- _WHAT YOU NEED TO DO_
Return every record verbatim.

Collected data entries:

>> START

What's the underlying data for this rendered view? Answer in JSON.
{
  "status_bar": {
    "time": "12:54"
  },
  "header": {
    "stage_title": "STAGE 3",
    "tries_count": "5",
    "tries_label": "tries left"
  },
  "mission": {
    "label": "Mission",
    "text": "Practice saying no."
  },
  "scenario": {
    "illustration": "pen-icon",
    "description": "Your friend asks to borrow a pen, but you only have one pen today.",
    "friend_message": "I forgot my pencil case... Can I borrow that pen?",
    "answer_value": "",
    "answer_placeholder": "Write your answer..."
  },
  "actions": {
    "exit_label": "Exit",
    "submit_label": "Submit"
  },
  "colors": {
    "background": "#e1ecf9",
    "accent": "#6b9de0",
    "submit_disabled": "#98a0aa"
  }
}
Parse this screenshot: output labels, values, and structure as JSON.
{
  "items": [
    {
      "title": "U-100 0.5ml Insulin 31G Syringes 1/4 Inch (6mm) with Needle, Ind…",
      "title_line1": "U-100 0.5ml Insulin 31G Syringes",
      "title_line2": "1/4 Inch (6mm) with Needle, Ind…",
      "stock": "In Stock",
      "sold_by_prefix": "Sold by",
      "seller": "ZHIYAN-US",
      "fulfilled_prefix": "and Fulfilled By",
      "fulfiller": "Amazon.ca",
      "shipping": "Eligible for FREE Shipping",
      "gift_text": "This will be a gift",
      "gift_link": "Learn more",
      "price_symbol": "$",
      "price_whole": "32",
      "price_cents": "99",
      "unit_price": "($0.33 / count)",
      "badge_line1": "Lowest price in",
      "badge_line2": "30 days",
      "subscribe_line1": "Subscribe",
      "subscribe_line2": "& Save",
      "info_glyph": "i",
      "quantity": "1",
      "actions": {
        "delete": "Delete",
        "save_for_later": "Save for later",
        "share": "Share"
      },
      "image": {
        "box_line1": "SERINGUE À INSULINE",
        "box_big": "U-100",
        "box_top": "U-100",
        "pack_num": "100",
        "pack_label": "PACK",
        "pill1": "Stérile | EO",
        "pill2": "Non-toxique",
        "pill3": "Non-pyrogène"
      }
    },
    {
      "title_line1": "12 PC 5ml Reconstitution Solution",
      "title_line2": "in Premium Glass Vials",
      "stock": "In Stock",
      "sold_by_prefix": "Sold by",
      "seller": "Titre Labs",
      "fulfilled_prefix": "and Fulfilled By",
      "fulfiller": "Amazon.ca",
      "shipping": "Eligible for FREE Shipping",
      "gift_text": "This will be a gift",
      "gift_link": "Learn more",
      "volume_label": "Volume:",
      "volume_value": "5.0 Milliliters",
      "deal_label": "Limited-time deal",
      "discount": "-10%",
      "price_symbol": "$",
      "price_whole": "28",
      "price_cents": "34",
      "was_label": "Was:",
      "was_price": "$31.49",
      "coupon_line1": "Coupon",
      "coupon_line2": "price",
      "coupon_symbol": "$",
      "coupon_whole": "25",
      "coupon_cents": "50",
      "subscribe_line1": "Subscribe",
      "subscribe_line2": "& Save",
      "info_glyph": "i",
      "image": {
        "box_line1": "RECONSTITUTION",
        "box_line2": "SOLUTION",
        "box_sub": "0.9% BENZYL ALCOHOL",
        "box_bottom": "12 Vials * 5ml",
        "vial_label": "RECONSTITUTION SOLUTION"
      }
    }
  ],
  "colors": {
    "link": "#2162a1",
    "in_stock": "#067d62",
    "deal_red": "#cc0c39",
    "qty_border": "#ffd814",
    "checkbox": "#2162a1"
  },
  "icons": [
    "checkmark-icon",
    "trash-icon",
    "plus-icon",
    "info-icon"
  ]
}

>> END

- _ANSWER TO THIS EXERCISE_
What's the underlying data for this rendered view? Answer in JSON.
{
  "status_bar": {
    "time": "12:54"
  },
  "header": {
    "stage_title": "STAGE 3",
    "tries_count": "5",
    "tries_label": "tries left"
  },
  "mission": {
    "label": "Mission",
    "text": "Practice saying no."
  },
  "scenario": {
    "illustration": "pen-icon",
    "description": "Your friend asks to borrow a pen, but you only have one pen today.",
    "friend_message": "I forgot my pencil case... Can I borrow that pen?",
    "answer_value": "",
    "answer_placeholder": "Write your answer..."
  },
  "actions": {
    "exit_label": "Exit",
    "submit_label": "Submit"
  },
  "colors": {
    "background": "#e1ecf9",
    "accent": "#6b9de0",
    "submit_disabled": "#98a0aa"
  }
}
Parse this screenshot: output labels, values, and structure as JSON.
{
  "items": [
    {
      "title": "U-100 0.5ml Insulin 31G Syringes 1/4 Inch (6mm) with Needle, Ind…",
      "title_line1": "U-100 0.5ml Insulin 31G Syringes",
      "title_line2": "1/4 Inch (6mm) with Needle, Ind…",
      "stock": "In Stock",
      "sold_by_prefix": "Sold by",
      "seller": "ZHIYAN-US",
      "fulfilled_prefix": "and Fulfilled By",
      "fulfiller": "Amazon.ca",
      "shipping": "Eligible for FREE Shipping",
      "gift_text": "This will be a gift",
      "gift_link": "Learn more",
      "price_symbol": "$",
      "price_whole": "32",
      "price_cents": "99",
      "unit_price": "($0.33 / count)",
      "badge_line1": "Lowest price in",
      "badge_line2": "30 days",
      "subscribe_line1": "Subscribe",
      "subscribe_line2": "& Save",
      "info_glyph": "i",
      "quantity": "1",
      "actions": {
        "delete": "Delete",
        "save_for_later": "Save for later",
        "share": "Share"
      },
      "image": {
        "box_line1": "SERINGUE À INSULINE",
        "box_big": "U-100",
        "box_top": "U-100",
        "pack_num": "100",
        "pack_label": "PACK",
        "pill1": "Stérile | EO",
        "pill2": "Non-toxique",
        "pill3": "Non-pyrogène"
      }
    },
    {
      "title_line1": "12 PC 5ml Reconstitution Solution",
      "title_line2": "in Premium Glass Vials",
      "stock": "In Stock",
      "sold_by_prefix": "Sold by",
      "seller": "Titre Labs",
      "fulfilled_prefix": "and Fulfilled By",
      "fulfiller": "Amazon.ca",
      "shipping": "Eligible for FREE Shipping",
      "gift_text": "This will be a gift",
      "gift_link": "Learn more",
      "volume_label": "Volume:",
      "volume_value": "5.0 Milliliters",
      "deal_label": "Limited-time deal",
      "discount": "-10%",
      "price_symbol": "$",
      "price_whole": "28",
      "price_cents": "34",
      "was_label": "Was:",
      "was_price": "$31.49",
      "coupon_line1": "Coupon",
      "coupon_line2": "price",
      "coupon_symbol": "$",
      "coupon_whole": "25",
      "coupon_cents": "50",
      "subscribe_line1": "Subscribe",
      "subscribe_line2": "& Save",
      "info_glyph": "i",
      "image": {
        "box_line1": "RECONSTITUTION",
        "box_line2": "SOLUTION",
        "box_sub": "0.9% BENZYL ALCOHOL",
        "box_bottom": "12 Vials * 5ml",
        "vial_label": "RECONSTITUTION SOLUTION"
      }
    }
  ],
  "colors": {
    "link": "#2162a1",
    "in_stock": "#067d62",
    "deal_red": "#cc0c39",
    "qty_border": "#ffd814",
    "checkbox": "#2162a1"
  },
  "icons": [
    "checkmark-icon",
    "trash-icon",
    "plus-icon",
    "info-icon"
  ]
}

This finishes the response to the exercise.